PROVIDED DATA
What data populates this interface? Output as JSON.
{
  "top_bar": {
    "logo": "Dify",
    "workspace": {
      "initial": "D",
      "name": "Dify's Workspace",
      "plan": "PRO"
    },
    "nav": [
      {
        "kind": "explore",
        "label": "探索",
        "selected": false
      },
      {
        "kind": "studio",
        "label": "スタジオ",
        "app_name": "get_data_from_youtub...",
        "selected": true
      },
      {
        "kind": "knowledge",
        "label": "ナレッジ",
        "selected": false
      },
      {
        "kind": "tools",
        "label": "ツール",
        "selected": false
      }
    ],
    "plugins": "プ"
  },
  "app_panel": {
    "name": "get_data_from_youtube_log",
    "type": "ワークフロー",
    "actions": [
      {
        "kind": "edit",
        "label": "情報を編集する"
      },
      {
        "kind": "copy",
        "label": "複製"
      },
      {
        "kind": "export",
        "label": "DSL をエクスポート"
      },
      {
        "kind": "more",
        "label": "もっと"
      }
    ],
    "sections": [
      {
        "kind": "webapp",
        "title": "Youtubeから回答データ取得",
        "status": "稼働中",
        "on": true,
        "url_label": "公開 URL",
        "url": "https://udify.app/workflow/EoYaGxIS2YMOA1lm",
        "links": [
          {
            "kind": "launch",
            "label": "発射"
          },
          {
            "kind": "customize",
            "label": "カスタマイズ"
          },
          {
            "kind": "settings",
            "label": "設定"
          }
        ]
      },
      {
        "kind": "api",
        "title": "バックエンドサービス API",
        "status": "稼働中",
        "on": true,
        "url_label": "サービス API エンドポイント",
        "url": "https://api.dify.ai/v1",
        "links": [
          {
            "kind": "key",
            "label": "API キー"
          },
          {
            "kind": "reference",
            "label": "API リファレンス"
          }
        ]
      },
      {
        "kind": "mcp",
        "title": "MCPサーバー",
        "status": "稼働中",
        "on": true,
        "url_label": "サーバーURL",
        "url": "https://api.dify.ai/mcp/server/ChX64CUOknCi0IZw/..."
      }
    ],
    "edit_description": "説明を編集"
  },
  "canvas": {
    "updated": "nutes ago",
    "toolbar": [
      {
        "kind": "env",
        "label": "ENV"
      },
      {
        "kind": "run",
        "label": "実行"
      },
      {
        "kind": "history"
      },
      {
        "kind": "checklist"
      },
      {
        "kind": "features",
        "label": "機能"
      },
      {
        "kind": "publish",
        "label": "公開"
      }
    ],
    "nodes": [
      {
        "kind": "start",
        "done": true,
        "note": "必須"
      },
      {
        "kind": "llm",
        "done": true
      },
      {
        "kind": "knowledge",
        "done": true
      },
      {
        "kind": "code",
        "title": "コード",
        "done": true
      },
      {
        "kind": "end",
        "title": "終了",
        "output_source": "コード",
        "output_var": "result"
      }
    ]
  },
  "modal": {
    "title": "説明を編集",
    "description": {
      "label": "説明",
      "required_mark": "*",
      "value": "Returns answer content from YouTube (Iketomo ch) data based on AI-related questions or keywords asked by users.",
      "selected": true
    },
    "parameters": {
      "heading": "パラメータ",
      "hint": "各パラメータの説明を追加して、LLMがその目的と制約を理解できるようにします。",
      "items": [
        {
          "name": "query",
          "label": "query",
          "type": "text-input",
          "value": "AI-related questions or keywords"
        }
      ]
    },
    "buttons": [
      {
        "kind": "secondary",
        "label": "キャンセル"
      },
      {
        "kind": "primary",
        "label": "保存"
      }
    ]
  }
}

WHAT THE TASK ASKS
Which lines of the material contain the string "questions"? List each of them.

THE OUTPUT
      "value": "Returns answer content from YouTube (Iketomo ch) data based on AI-related questions or keywords asked by users.",
          "value": "AI-related questions or keywords"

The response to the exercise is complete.